*Given instruction*
Reproduce all entries verbatim, with nothing added or dropped.

+ + +

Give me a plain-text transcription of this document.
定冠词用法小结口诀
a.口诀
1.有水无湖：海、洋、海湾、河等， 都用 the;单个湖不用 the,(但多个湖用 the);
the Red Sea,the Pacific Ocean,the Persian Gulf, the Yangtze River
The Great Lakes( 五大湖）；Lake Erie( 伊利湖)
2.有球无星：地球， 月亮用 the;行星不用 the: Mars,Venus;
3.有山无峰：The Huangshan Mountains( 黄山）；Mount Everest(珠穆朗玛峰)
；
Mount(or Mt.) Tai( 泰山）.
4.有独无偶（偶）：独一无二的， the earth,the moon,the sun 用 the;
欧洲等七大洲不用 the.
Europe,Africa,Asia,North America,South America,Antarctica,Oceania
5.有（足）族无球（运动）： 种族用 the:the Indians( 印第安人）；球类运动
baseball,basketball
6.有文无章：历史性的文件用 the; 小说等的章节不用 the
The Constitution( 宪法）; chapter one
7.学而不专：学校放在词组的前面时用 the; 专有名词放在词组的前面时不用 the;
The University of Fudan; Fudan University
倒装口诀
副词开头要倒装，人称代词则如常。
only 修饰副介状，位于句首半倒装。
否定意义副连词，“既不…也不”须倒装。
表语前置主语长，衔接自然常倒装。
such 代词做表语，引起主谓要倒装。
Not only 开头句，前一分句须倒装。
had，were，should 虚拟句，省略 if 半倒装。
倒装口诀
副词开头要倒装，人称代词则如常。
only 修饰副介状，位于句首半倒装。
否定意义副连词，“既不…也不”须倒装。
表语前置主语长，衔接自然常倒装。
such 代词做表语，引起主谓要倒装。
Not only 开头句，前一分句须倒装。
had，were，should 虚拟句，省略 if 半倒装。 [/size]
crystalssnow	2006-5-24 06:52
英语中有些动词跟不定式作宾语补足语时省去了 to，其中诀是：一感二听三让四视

+ + +

*Answer in full*
Give me a plain-text transcription of this document.
定冠词用法小结口诀
a.口诀
1.有水无湖：海、洋、海湾、河等， 都用 the;单个湖不用 the,(但多个湖用 the);
the Red Sea,the Pacific Ocean,the Persian Gulf, the Yangtze River
The Great Lakes( 五大湖）；Lake Erie( 伊利湖)
2.有球无星：地球， 月亮用 the;行星不用 the: Mars,Venus;
3.有山无峰：The Huangshan Mountains( 黄山）；Mount Everest(珠穆朗玛峰)
；
Mount(or Mt.) Tai( 泰山）.
4.有独无偶（偶）：独一无二的， the earth,the moon,the sun 用 the;
欧洲等七大洲不用 the.
Europe,Africa,Asia,North America,South America,Antarctica,Oceania
5.有（足）族无球（运动）： 种族用 the:the Indians( 印第安人）；球类运动
baseball,basketball
6.有文无章：历史性的文件用 the; 小说等的章节不用 the
The Constitution( 宪法）; chapter one
7.学而不专：学校放在词组的前面时用 the; 专有名词放在词组的前面时不用 the;
The University of Fudan; Fudan University
倒装口诀
副词开头要倒装，人称代词则如常。
only 修饰副介状，位于句首半倒装。
否定意义副连词，“既不…也不”须倒装。
表语前置主语长，衔接自然常倒装。
such 代词做表语，引起主谓要倒装。
Not only 开头句，前一分句须倒装。
had，were，should 虚拟句，省略 if 半倒装。
倒装口诀
副词开头要倒装，人称代词则如常。
only 修饰副介状，位于句首半倒装。
否定意义副连词，“既不…也不”须倒装。
表语前置主语长，衔接自然常倒装。
such 代词做表语，引起主谓要倒装。
Not only 开头句，前一分句须倒装。
had，were，should 虚拟句，省略 if 半倒装。 [/size]
crystalssnow	2006-5-24 06:52
英语中有些动词跟不定式作宾语补足语时省去了 to，其中诀是：一感二听三让四视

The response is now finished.